A line counts if it contains the string "xlabel"; say how many such lines there are, giving only the number.
···
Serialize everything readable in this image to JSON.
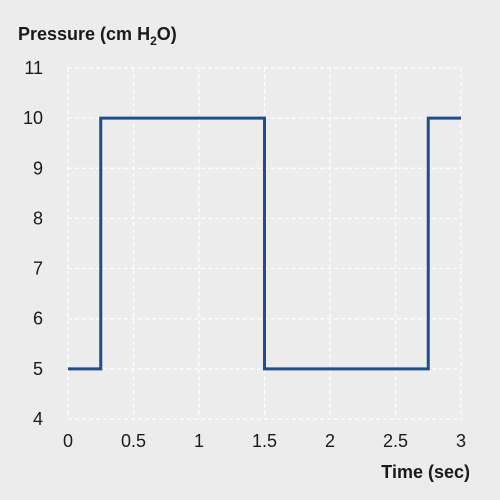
{
  "chart_data": {
    "type": "line",
    "title": "",
    "ylabel_main": "Pressure (cm H",
    "ylabel_sub": "2",
    "ylabel_tail": "O)",
    "xlabel": "Time (sec)",
    "xlim": [
      0,
      3
    ],
    "ylim": [
      4,
      11
    ],
    "xticks": [
      0,
      0.5,
      1,
      1.5,
      2,
      2.5,
      3
    ],
    "xtick_labels": [
      "0",
      "0.5",
      "1",
      "1.5",
      "2",
      "2.5",
      "3"
    ],
    "yticks": [
      4,
      5,
      6,
      7,
      8,
      9,
      10,
      11
    ],
    "ytick_labels": [
      "4",
      "5",
      "6",
      "7",
      "8",
      "9",
      "10",
      "11"
    ],
    "grid": true,
    "line_style": "step",
    "series": [
      {
        "x": [
          0,
          0.25,
          0.25,
          1.5,
          1.5,
          2.75,
          2.75,
          3.0
        ],
        "y": [
          5,
          5,
          10,
          10,
          5,
          5,
          10,
          10
        ]
      }
    ],
    "colors": {
      "background": "#ececec",
      "grid": "#ffffff",
      "line": "#1f4e8c",
      "text": "#1a1a1a"
    }
  }
}
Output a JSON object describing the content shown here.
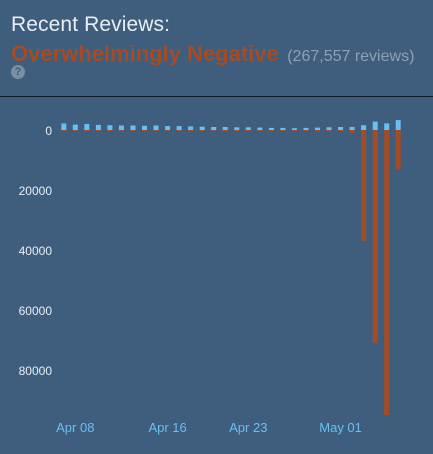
{
  "header": {
    "title": "Recent Reviews:",
    "verdict": "Overwhelmingly Negative",
    "review_count": "(267,557 reviews)",
    "help_glyph": "?"
  },
  "colors": {
    "background": "#3f5e7d",
    "positive": "#66c0f4",
    "negative": "#a34c25",
    "verdict": "#a34c25",
    "tick_label_x": "#66c0f4",
    "tick_label_y": "#e6eef6"
  },
  "chart_data": {
    "type": "bar",
    "title": "",
    "xlabel": "",
    "ylabel": "",
    "x_tick_labels": [
      "Apr 08",
      "Apr 16",
      "Apr 23",
      "May 01"
    ],
    "x_tick_dates": [
      "2024-04-08",
      "2024-04-16",
      "2024-04-23",
      "2024-05-01"
    ],
    "y_tick_labels": [
      "0",
      "20000",
      "40000",
      "60000",
      "80000"
    ],
    "ylim": [
      -95000,
      2500
    ],
    "grid": false,
    "legend": "none",
    "categories": [
      "2024-04-07",
      "2024-04-08",
      "2024-04-09",
      "2024-04-10",
      "2024-04-11",
      "2024-04-12",
      "2024-04-13",
      "2024-04-14",
      "2024-04-15",
      "2024-04-16",
      "2024-04-17",
      "2024-04-18",
      "2024-04-19",
      "2024-04-20",
      "2024-04-21",
      "2024-04-22",
      "2024-04-23",
      "2024-04-24",
      "2024-04-25",
      "2024-04-26",
      "2024-04-27",
      "2024-04-28",
      "2024-04-29",
      "2024-04-30",
      "2024-05-01",
      "2024-05-02",
      "2024-05-03",
      "2024-05-04",
      "2024-05-05",
      "2024-05-06"
    ],
    "series": [
      {
        "values": [
          2200,
          1800,
          2000,
          1700,
          1600,
          1500,
          1500,
          1400,
          1500,
          1300,
          1300,
          1200,
          1100,
          1000,
          1000,
          900,
          900,
          800,
          700,
          700,
          600,
          700,
          800,
          900,
          1000,
          1000,
          1600,
          2800,
          2200,
          3300
        ]
      },
      {
        "values": [
          -200,
          -150,
          -150,
          -120,
          -120,
          -100,
          -100,
          -100,
          -100,
          -100,
          -100,
          -100,
          -100,
          -100,
          -100,
          -100,
          -100,
          -100,
          -100,
          -100,
          -200,
          -300,
          -500,
          -400,
          -300,
          -1000,
          -37000,
          -71000,
          -95000,
          -13000
        ]
      }
    ]
  }
}
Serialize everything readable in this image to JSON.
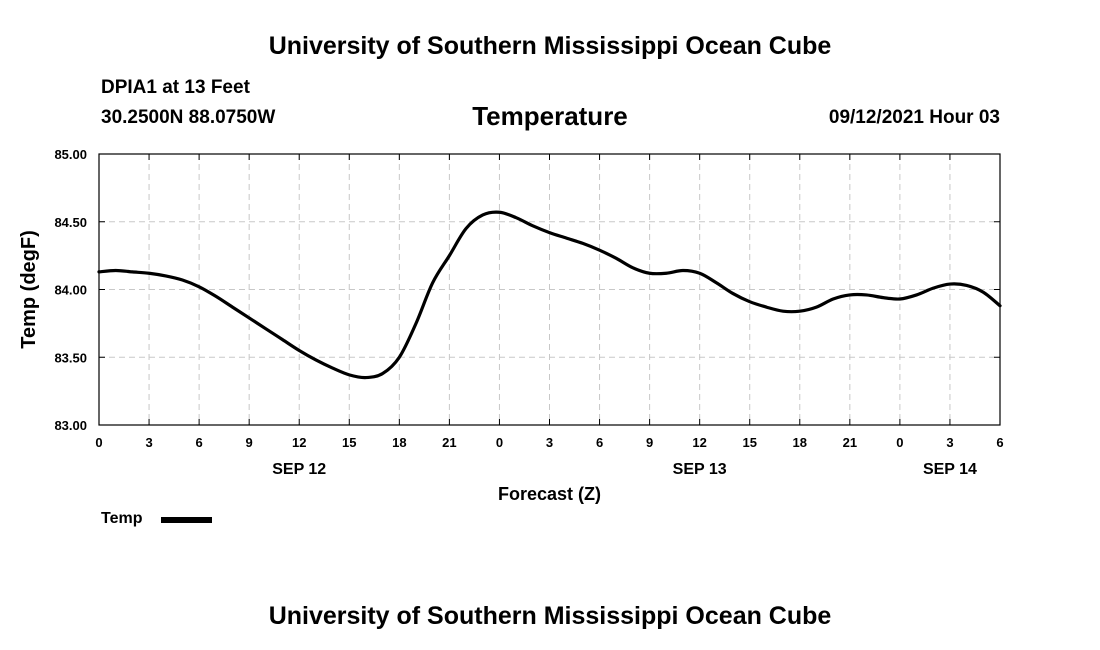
{
  "header": {
    "top_title": "University of Southern Mississippi Ocean Cube",
    "station": "DPIA1 at 13 Feet",
    "coords": "30.2500N  88.0750W",
    "datetime": "09/12/2021 Hour 03"
  },
  "footer": {
    "bottom_title": "University of Southern Mississippi Ocean Cube"
  },
  "legend": {
    "label": "Temp",
    "color": "#000000"
  },
  "chart_data": {
    "type": "line",
    "title": "Temperature",
    "xlabel": "Forecast (Z)",
    "ylabel": "Temp (degF)",
    "xlim": [
      0,
      54
    ],
    "ylim": [
      83.0,
      85.0
    ],
    "grid": true,
    "x_ticks": [
      0,
      3,
      6,
      9,
      12,
      15,
      18,
      21,
      24,
      27,
      30,
      33,
      36,
      39,
      42,
      45,
      48,
      51,
      54
    ],
    "x_tick_labels": [
      "0",
      "3",
      "6",
      "9",
      "12",
      "15",
      "18",
      "21",
      "0",
      "3",
      "6",
      "9",
      "12",
      "15",
      "18",
      "21",
      "0",
      "3",
      "6"
    ],
    "y_ticks": [
      83.0,
      83.5,
      84.0,
      84.5,
      85.0
    ],
    "y_tick_labels": [
      "83.00",
      "83.50",
      "84.00",
      "84.50",
      "85.00"
    ],
    "date_labels": [
      {
        "x": 12,
        "label": "SEP 12"
      },
      {
        "x": 36,
        "label": "SEP 13"
      },
      {
        "x": 51,
        "label": "SEP 14"
      }
    ],
    "series": [
      {
        "name": "Temp",
        "x": [
          0,
          1,
          2,
          3,
          4,
          5,
          6,
          7,
          8,
          9,
          10,
          11,
          12,
          13,
          14,
          15,
          16,
          17,
          18,
          19,
          20,
          21,
          22,
          23,
          24,
          25,
          26,
          27,
          28,
          29,
          30,
          31,
          32,
          33,
          34,
          35,
          36,
          37,
          38,
          39,
          40,
          41,
          42,
          43,
          44,
          45,
          46,
          47,
          48,
          49,
          50,
          51,
          52,
          53,
          54
        ],
        "y": [
          84.13,
          84.14,
          84.13,
          84.12,
          84.1,
          84.07,
          84.02,
          83.95,
          83.87,
          83.79,
          83.71,
          83.63,
          83.55,
          83.48,
          83.42,
          83.37,
          83.35,
          83.38,
          83.5,
          83.75,
          84.05,
          84.25,
          84.45,
          84.55,
          84.57,
          84.53,
          84.47,
          84.42,
          84.38,
          84.34,
          84.29,
          84.23,
          84.16,
          84.12,
          84.12,
          84.14,
          84.12,
          84.05,
          83.97,
          83.91,
          83.87,
          83.84,
          83.84,
          83.87,
          83.93,
          83.96,
          83.96,
          83.94,
          83.93,
          83.96,
          84.01,
          84.04,
          84.03,
          83.98,
          83.88
        ]
      }
    ]
  }
}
···
* TASK RESPONSE: 3